[Items from a figure collection]

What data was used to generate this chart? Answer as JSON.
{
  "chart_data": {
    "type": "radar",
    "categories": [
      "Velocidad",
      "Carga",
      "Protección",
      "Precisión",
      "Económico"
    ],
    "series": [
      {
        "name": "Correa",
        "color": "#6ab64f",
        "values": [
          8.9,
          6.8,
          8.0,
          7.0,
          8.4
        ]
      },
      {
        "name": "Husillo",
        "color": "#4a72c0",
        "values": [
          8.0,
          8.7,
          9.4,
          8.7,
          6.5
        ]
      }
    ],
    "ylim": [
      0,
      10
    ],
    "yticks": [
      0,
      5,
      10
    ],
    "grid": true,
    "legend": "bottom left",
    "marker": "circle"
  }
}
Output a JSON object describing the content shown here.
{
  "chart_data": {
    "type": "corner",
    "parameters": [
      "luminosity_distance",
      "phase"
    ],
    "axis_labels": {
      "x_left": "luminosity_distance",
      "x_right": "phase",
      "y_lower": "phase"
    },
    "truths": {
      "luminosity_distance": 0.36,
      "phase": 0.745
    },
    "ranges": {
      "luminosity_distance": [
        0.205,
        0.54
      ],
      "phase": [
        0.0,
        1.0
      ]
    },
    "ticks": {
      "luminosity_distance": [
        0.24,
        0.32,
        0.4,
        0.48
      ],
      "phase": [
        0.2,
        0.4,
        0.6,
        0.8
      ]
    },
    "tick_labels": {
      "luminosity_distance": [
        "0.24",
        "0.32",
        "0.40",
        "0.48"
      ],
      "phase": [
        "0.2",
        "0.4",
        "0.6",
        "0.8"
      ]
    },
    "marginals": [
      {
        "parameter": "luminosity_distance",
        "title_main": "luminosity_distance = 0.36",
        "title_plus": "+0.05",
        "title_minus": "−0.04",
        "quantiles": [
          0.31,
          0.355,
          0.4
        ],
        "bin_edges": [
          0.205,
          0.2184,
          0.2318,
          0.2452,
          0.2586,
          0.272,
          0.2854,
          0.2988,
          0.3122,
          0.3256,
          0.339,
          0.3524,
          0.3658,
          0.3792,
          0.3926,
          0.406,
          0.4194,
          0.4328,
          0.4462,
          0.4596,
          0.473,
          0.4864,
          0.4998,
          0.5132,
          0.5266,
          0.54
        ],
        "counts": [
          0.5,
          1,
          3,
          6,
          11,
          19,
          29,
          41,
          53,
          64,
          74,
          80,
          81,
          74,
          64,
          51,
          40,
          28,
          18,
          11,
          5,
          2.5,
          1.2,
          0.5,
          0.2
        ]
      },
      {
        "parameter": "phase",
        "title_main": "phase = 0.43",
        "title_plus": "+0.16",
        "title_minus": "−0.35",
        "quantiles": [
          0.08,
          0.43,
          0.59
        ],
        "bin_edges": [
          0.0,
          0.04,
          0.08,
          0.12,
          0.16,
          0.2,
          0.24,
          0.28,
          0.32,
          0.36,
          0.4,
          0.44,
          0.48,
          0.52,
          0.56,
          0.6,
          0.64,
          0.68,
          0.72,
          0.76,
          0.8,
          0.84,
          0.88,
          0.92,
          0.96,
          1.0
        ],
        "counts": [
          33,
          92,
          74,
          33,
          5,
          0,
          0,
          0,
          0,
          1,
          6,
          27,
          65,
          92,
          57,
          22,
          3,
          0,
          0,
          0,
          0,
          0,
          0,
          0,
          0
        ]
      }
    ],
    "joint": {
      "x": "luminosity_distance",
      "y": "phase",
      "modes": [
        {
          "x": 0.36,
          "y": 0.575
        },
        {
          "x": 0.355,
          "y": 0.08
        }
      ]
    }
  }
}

• PROBLEM TO SOLVE: Give an exact copy of all the data shown above.

• REPLY:
What data was used to generate this chart? Answer as JSON.
{
  "chart_data": {
    "type": "radar",
    "categories": [
      "Velocidad",
      "Carga",
      "Protección",
      "Precisión",
      "Económico"
    ],
    "series": [
      {
        "name": "Correa",
        "color": "#6ab64f",
        "values": [
          8.9,
          6.8,
          8.0,
          7.0,
          8.4
        ]
      },
      {
        "name": "Husillo",
        "color": "#4a72c0",
        "values": [
          8.0,
          8.7,
          9.4,
          8.7,
          6.5
        ]
      }
    ],
    "ylim": [
      0,
      10
    ],
    "yticks": [
      0,
      5,
      10
    ],
    "grid": true,
    "legend": "bottom left",
    "marker": "circle"
  }
}
Output a JSON object describing the content shown here.
{
  "chart_data": {
    "type": "corner",
    "parameters": [
      "luminosity_distance",
      "phase"
    ],
    "axis_labels": {
      "x_left": "luminosity_distance",
      "x_right": "phase",
      "y_lower": "phase"
    },
    "truths": {
      "luminosity_distance": 0.36,
      "phase": 0.745
    },
    "ranges": {
      "luminosity_distance": [
        0.205,
        0.54
      ],
      "phase": [
        0.0,
        1.0
      ]
    },
    "ticks": {
      "luminosity_distance": [
        0.24,
        0.32,
        0.4,
        0.48
      ],
      "phase": [
        0.2,
        0.4,
        0.6,
        0.8
      ]
    },
    "tick_labels": {
      "luminosity_distance": [
        "0.24",
        "0.32",
        "0.40",
        "0.48"
      ],
      "phase": [
        "0.2",
        "0.4",
        "0.6",
        "0.8"
      ]
    },
    "marginals": [
      {
        "parameter": "luminosity_distance",
        "title_main": "luminosity_distance = 0.36",
        "title_plus": "+0.05",
        "title_minus": "−0.04",
        "quantiles": [
          0.31,
          0.355,
          0.4
        ],
        "bin_edges": [
          0.205,
          0.2184,
          0.2318,
          0.2452,
          0.2586,
          0.272,
          0.2854,
          0.2988,
          0.3122,
          0.3256,
          0.339,
          0.3524,
          0.3658,
          0.3792,
          0.3926,
          0.406,
          0.4194,
          0.4328,
          0.4462,
          0.4596,
          0.473,
          0.4864,
          0.4998,
          0.5132,
          0.5266,
          0.54
        ],
        "counts": [
          0.5,
          1,
          3,
          6,
          11,
          19,
          29,
          41,
          53,
          64,
          74,
          80,
          81,
          74,
          64,
          51,
          40,
          28,
          18,
          11,
          5,
          2.5,
          1.2,
          0.5,
          0.2
        ]
      },
      {
        "parameter": "phase",
        "title_main": "phase = 0.43",
        "title_plus": "+0.16",
        "title_minus": "−0.35",
        "quantiles": [
          0.08,
          0.43,
          0.59
        ],
        "bin_edges": [
          0.0,
          0.04,
          0.08,
          0.12,
          0.16,
          0.2,
          0.24,
          0.28,
          0.32,
          0.36,
          0.4,
          0.44,
          0.48,
          0.52,
          0.56,
          0.6,
          0.64,
          0.68,
          0.72,
          0.76,
          0.8,
          0.84,
          0.88,
          0.92,
          0.96,
          1.0
        ],
        "counts": [
          33,
          92,
          74,
          33,
          5,
          0,
          0,
          0,
          0,
          1,
          6,
          27,
          65,
          92,
          57,
          22,
          3,
          0,
          0,
          0,
          0,
          0,
          0,
          0,
          0
        ]
      }
    ],
    "joint": {
      "x": "luminosity_distance",
      "y": "phase",
      "modes": [
        {
          "x": 0.36,
          "y": 0.575
        },
        {
          "x": 0.355,
          "y": 0.08
        }
      ]
    }
  }
}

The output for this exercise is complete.